**Objective**: Draw out every line with the word "время" from the listing below.

**Listing**:
╭──

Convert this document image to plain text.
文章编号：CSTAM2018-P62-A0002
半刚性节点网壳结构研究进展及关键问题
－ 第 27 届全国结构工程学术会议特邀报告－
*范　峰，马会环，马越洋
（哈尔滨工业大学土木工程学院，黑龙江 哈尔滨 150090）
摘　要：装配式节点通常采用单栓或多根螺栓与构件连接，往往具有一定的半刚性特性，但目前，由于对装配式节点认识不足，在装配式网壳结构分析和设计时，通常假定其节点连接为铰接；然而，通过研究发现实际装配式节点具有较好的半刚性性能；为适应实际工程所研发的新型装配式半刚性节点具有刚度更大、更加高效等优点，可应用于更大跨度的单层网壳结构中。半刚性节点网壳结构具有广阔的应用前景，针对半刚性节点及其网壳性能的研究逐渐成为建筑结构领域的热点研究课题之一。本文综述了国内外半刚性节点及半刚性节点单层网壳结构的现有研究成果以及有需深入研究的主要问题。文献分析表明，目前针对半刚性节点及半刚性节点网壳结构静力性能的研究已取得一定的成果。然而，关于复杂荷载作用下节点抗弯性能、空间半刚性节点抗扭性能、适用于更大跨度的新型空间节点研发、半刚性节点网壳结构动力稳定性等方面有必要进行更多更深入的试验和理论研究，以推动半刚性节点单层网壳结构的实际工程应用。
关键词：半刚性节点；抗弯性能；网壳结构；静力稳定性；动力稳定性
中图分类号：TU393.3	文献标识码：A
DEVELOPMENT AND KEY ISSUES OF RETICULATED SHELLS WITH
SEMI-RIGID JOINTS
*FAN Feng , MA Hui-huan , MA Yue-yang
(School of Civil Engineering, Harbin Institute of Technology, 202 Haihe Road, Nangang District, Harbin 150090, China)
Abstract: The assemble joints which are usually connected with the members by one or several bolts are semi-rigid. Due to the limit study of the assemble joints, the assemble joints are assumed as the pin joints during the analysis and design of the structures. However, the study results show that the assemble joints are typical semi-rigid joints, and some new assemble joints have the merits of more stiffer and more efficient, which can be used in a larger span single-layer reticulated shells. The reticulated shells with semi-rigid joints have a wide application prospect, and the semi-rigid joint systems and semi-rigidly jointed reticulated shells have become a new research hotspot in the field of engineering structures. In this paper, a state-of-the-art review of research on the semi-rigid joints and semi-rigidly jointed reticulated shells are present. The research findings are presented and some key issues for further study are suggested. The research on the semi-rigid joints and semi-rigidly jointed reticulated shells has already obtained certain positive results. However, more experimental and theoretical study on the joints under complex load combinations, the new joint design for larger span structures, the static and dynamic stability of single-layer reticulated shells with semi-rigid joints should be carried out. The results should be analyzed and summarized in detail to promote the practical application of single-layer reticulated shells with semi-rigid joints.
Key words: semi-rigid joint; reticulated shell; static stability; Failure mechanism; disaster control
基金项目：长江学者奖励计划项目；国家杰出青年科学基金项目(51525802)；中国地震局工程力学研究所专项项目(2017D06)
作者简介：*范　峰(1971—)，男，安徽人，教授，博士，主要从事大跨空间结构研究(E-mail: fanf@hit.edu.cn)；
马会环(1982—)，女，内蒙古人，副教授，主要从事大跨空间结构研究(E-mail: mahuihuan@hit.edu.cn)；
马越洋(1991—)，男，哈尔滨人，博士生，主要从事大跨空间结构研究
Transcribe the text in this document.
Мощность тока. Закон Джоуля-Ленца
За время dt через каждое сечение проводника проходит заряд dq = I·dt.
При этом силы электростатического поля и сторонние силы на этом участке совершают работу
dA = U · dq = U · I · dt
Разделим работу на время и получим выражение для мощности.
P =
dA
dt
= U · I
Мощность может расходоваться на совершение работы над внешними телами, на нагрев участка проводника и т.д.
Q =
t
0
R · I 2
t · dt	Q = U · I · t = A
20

╰──

**Result of this exercise**:
За время dt через каждое сечение проводника проходит заряд dq = I·dt.
Разделим работу на время и получим выражение для мощности.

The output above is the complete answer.